:: Dataset extract ::
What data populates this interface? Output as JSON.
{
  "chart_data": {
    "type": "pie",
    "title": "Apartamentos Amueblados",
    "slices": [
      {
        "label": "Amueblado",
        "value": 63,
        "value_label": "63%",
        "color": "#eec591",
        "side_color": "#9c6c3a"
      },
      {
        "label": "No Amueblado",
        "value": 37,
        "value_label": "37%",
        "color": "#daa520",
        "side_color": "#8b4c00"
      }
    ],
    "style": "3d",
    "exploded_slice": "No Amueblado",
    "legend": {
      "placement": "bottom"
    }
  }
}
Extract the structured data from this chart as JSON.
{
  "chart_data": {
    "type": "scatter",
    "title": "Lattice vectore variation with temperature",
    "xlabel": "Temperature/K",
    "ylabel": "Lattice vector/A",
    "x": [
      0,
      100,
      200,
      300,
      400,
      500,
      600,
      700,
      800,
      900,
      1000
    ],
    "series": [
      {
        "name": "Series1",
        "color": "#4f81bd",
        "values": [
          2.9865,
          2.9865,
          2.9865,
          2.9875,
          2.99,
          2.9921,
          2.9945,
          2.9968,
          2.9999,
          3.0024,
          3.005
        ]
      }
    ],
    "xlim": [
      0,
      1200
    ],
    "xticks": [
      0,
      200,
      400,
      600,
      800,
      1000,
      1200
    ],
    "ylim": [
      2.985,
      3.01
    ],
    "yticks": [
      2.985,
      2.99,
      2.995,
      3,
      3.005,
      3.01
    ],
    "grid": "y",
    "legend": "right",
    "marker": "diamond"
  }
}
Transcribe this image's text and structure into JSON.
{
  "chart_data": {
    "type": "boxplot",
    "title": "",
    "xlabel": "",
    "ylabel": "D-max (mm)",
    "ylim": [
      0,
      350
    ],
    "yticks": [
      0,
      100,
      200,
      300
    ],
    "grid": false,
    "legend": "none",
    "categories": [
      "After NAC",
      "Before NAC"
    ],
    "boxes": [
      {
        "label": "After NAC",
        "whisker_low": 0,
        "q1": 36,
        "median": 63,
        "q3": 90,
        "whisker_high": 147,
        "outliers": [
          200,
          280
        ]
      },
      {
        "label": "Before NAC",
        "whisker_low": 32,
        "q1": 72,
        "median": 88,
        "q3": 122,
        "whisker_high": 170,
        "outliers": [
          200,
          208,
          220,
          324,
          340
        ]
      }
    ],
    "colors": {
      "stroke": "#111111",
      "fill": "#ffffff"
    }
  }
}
:::
● **Written instruction**:
Copy each line of the data that contains the word "JSON".

● **Reply to the task**:
What data populates this interface? Output as JSON.
Extract the structured data from this chart as JSON.
Transcribe this image's text and structure into JSON.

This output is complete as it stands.